[Figure contents as structured data]
>>>>

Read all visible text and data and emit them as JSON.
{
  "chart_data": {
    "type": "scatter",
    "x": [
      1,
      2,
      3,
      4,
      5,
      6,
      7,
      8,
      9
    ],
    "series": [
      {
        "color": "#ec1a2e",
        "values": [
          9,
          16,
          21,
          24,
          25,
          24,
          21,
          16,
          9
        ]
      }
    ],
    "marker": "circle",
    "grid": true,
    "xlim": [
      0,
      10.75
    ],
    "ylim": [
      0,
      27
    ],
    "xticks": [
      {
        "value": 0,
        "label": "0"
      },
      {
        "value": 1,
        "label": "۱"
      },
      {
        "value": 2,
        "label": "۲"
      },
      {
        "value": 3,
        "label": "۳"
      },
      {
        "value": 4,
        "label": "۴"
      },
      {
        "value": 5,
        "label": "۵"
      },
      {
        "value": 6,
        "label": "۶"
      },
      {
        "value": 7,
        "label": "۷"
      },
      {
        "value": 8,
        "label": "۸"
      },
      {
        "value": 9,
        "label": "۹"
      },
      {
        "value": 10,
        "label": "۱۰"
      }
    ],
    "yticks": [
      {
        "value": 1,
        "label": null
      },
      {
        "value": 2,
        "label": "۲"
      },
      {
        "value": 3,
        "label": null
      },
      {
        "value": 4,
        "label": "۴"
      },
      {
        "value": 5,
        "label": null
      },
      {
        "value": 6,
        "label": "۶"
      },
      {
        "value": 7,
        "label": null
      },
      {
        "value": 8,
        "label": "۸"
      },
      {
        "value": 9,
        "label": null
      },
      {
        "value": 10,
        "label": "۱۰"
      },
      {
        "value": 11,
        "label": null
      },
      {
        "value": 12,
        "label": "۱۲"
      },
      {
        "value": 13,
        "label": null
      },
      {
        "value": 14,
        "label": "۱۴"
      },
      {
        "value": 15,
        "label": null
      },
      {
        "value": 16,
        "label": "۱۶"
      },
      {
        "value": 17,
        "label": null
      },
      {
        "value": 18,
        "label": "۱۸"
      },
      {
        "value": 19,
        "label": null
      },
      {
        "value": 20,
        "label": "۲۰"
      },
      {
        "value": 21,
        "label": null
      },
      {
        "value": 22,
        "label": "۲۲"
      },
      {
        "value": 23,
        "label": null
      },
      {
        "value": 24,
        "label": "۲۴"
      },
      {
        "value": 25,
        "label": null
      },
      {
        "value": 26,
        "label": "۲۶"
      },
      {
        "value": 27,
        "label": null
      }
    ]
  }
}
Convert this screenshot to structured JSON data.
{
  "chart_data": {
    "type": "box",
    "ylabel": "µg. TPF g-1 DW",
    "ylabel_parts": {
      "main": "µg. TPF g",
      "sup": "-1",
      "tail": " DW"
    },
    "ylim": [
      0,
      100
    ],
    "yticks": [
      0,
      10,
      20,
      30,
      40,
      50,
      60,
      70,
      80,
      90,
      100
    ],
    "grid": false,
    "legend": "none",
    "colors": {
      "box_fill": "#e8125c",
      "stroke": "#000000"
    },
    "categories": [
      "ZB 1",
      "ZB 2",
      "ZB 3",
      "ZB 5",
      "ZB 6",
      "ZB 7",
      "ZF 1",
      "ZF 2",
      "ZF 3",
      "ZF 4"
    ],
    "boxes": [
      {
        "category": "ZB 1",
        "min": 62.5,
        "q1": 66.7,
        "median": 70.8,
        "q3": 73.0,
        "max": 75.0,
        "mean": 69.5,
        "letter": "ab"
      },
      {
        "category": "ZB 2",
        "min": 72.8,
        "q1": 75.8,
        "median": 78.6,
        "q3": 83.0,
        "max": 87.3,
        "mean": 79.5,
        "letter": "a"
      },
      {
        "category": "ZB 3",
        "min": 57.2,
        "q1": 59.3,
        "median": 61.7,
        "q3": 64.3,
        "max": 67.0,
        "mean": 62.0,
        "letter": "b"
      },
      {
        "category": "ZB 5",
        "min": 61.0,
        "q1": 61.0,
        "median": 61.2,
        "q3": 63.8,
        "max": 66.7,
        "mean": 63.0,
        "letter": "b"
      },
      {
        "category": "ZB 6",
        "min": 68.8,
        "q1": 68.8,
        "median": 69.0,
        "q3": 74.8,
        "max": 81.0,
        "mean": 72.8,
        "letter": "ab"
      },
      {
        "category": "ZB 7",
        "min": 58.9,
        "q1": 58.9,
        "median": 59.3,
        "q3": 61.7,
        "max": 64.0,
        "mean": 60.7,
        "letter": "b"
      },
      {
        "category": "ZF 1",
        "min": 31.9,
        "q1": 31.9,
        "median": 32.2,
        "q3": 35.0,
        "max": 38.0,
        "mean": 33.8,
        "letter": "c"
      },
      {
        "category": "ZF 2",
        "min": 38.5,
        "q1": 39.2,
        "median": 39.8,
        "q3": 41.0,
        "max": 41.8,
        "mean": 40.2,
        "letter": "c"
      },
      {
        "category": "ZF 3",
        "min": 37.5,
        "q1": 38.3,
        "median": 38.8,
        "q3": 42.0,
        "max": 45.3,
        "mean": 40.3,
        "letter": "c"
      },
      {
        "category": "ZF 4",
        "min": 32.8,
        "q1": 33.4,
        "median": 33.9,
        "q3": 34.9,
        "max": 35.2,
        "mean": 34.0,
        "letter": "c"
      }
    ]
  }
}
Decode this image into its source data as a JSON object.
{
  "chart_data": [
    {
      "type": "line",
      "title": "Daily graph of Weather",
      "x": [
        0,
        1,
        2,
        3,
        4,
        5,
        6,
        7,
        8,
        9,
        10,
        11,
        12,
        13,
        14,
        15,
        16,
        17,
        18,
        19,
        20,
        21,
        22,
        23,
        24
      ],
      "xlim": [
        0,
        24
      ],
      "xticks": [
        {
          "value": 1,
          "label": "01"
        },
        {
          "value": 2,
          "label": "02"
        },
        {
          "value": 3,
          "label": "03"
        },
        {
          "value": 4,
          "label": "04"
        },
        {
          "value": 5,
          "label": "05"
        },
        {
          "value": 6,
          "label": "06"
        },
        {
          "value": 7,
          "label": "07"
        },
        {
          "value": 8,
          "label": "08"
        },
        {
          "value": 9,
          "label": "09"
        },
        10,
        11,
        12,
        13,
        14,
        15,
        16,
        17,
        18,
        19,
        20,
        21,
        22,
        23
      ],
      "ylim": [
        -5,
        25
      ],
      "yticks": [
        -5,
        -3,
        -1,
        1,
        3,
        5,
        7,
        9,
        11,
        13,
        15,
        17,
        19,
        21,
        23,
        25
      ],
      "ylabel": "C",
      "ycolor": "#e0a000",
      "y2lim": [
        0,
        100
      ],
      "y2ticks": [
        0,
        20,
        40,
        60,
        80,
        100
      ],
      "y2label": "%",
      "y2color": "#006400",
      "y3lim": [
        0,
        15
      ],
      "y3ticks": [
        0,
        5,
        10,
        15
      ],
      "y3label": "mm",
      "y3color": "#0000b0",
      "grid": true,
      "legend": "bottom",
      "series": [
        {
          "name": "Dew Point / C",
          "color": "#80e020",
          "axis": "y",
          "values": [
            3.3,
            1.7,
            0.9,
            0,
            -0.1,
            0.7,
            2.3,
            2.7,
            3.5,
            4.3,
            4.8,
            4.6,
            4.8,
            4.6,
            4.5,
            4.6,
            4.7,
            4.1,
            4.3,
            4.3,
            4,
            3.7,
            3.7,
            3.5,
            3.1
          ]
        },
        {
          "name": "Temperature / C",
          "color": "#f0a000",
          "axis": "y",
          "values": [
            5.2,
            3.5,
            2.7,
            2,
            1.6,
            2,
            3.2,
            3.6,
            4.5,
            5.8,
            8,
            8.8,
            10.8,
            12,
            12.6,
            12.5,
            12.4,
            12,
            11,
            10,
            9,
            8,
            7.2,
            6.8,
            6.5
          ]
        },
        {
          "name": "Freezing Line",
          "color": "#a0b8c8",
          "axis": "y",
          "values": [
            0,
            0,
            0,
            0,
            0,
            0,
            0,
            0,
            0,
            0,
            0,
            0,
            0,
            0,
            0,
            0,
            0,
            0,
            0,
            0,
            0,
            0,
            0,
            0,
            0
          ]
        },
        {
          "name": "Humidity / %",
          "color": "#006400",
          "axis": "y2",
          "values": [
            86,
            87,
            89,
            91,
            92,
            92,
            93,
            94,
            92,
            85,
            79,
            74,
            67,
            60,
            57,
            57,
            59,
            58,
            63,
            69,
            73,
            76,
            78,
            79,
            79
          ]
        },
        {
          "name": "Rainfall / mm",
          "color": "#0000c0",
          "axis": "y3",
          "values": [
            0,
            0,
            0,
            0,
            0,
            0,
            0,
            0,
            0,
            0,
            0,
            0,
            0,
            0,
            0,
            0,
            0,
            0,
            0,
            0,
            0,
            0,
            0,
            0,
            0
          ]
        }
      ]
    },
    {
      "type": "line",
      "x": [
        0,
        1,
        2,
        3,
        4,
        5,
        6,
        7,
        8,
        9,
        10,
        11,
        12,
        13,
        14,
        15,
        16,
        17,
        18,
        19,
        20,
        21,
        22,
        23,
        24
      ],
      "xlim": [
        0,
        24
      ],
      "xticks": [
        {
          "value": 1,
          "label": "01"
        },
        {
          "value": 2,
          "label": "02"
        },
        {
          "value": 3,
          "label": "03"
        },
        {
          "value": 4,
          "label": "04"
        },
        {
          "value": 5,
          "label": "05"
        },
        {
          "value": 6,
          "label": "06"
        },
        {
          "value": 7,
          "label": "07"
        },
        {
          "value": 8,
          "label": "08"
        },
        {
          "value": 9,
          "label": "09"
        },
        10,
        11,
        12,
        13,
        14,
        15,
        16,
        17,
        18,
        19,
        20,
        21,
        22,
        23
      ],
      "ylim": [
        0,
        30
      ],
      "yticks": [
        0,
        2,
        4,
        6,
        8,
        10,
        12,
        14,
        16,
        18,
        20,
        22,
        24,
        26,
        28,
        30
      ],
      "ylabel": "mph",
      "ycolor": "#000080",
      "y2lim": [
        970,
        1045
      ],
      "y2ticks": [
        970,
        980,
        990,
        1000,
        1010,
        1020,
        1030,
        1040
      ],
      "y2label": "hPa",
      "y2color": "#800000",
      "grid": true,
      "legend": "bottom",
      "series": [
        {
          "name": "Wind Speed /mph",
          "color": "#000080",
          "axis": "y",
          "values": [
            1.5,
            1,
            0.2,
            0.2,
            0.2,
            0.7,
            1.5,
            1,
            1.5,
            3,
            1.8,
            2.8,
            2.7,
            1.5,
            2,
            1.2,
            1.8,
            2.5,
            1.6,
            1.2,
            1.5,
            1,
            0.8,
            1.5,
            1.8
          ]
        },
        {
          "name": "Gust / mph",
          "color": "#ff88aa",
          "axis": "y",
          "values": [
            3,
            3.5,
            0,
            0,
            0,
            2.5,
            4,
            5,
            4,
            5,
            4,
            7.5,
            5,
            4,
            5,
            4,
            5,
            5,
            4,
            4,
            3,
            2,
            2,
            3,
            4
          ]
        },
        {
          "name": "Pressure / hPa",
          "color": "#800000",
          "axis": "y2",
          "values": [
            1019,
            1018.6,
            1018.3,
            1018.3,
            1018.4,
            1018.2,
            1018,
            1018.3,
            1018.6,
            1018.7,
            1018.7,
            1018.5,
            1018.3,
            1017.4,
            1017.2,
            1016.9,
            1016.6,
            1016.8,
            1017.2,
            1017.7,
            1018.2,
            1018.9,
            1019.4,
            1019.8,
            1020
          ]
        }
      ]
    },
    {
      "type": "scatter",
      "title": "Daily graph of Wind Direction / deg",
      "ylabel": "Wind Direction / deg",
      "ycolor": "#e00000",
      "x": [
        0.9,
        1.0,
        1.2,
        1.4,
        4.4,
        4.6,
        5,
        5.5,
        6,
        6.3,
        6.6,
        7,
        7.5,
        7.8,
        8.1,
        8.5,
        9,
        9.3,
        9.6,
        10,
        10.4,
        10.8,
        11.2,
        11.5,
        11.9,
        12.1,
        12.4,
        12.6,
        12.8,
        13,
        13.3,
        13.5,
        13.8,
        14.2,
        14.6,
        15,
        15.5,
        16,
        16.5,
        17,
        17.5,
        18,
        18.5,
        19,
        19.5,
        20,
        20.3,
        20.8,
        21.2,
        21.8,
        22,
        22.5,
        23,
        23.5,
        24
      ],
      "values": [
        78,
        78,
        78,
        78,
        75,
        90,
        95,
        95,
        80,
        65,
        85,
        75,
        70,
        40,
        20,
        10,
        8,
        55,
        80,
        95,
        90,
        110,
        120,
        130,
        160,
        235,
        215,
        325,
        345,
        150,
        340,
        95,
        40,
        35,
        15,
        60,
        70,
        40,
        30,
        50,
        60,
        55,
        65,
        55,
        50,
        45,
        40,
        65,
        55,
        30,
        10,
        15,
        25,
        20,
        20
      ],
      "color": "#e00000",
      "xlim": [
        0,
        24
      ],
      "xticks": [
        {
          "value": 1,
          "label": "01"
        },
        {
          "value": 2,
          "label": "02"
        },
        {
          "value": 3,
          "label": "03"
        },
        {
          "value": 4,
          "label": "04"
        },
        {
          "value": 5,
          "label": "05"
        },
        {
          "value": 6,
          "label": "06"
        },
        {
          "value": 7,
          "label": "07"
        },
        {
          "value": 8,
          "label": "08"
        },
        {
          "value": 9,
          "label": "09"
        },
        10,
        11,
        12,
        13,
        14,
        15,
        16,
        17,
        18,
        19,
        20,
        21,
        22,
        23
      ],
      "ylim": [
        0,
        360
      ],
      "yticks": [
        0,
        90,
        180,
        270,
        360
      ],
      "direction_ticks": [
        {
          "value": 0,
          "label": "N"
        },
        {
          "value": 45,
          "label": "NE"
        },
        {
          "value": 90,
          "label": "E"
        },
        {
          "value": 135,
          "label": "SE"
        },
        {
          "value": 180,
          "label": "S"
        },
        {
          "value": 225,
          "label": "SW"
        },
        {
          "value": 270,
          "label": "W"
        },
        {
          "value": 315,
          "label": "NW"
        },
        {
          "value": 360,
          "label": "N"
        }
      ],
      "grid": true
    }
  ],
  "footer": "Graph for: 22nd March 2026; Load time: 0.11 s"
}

<<<<

Set task:
List every line from the entries above in which "JSON" appears.

Full solution:
Read all visible text and data and emit them as JSON.
Convert this screenshot to structured JSON data.
Decode this image into its source data as a JSON object.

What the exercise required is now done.